■ TASK ■
Write the material out again exactly.

■ DATA TO USE ■
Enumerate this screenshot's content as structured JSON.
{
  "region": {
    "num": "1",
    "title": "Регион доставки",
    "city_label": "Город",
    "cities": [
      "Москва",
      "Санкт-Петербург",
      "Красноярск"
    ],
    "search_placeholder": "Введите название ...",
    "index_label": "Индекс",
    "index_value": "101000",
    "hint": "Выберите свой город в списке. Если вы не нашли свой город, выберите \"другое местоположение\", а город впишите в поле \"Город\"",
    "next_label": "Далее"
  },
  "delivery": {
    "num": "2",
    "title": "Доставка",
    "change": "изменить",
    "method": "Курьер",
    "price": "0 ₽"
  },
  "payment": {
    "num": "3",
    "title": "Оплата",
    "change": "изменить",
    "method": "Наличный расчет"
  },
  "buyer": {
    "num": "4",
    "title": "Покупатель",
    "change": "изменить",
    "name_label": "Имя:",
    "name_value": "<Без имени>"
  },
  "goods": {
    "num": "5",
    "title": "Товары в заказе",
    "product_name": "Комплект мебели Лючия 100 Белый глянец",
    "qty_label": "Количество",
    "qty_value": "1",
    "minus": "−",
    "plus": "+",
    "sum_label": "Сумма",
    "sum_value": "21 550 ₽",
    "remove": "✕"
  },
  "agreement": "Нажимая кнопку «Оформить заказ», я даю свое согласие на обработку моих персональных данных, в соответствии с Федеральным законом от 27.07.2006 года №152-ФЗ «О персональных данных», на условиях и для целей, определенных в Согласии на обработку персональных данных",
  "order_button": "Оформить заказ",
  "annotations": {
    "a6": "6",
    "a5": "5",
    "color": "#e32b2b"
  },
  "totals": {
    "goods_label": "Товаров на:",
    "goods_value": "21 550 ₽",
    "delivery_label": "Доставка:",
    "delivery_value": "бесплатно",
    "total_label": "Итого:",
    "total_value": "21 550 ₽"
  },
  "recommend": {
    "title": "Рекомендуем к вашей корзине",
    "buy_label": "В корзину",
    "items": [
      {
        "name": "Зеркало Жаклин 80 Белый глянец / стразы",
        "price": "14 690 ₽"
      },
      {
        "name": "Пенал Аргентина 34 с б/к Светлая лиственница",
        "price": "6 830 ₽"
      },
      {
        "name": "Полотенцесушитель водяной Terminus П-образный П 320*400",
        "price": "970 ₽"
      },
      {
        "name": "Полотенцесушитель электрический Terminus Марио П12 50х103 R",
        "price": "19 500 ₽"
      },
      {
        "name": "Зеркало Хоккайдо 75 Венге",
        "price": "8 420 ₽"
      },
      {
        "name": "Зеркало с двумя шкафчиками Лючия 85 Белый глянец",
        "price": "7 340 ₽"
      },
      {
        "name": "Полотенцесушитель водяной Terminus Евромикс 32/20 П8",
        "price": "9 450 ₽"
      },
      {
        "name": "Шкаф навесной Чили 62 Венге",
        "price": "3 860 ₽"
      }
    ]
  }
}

■ TASK RESULT ■
Enumerate this screenshot's content as structured JSON.
{
  "region": {
    "num": "1",
    "title": "Регион доставки",
    "city_label": "Город",
    "cities": [
      "Москва",
      "Санкт-Петербург",
      "Красноярск"
    ],
    "search_placeholder": "Введите название ...",
    "index_label": "Индекс",
    "index_value": "101000",
    "hint": "Выберите свой город в списке. Если вы не нашли свой город, выберите \"другое местоположение\", а город впишите в поле \"Город\"",
    "next_label": "Далее"
  },
  "delivery": {
    "num": "2",
    "title": "Доставка",
    "change": "изменить",
    "method": "Курьер",
    "price": "0 ₽"
  },
  "payment": {
    "num": "3",
    "title": "Оплата",
    "change": "изменить",
    "method": "Наличный расчет"
  },
  "buyer": {
    "num": "4",
    "title": "Покупатель",
    "change": "изменить",
    "name_label": "Имя:",
    "name_value": "<Без имени>"
  },
  "goods": {
    "num": "5",
    "title": "Товары в заказе",
    "product_name": "Комплект мебели Лючия 100 Белый глянец",
    "qty_label": "Количество",
    "qty_value": "1",
    "minus": "−",
    "plus": "+",
    "sum_label": "Сумма",
    "sum_value": "21 550 ₽",
    "remove": "✕"
  },
  "agreement": "Нажимая кнопку «Оформить заказ», я даю свое согласие на обработку моих персональных данных, в соответствии с Федеральным законом от 27.07.2006 года №152-ФЗ «О персональных данных», на условиях и для целей, определенных в Согласии на обработку персональных данных",
  "order_button": "Оформить заказ",
  "annotations": {
    "a6": "6",
    "a5": "5",
    "color": "#e32b2b"
  },
  "totals": {
    "goods_label": "Товаров на:",
    "goods_value": "21 550 ₽",
    "delivery_label": "Доставка:",
    "delivery_value": "бесплатно",
    "total_label": "Итого:",
    "total_value": "21 550 ₽"
  },
  "recommend": {
    "title": "Рекомендуем к вашей корзине",
    "buy_label": "В корзину",
    "items": [
      {
        "name": "Зеркало Жаклин 80 Белый глянец / стразы",
        "price": "14 690 ₽"
      },
      {
        "name": "Пенал Аргентина 34 с б/к Светлая лиственница",
        "price": "6 830 ₽"
      },
      {
        "name": "Полотенцесушитель водяной Terminus П-образный П 320*400",
        "price": "970 ₽"
      },
      {
        "name": "Полотенцесушитель электрический Terminus Марио П12 50х103 R",
        "price": "19 500 ₽"
      },
      {
        "name": "Зеркало Хоккайдо 75 Венге",
        "price": "8 420 ₽"
      },
      {
        "name": "Зеркало с двумя шкафчиками Лючия 85 Белый глянец",
        "price": "7 340 ₽"
      },
      {
        "name": "Полотенцесушитель водяной Terminus Евромикс 32/20 П8",
        "price": "9 450 ₽"
      },
      {
        "name": "Шкаф навесной Чили 62 Венге",
        "price": "3 860 ₽"
      }
    ]
  }
}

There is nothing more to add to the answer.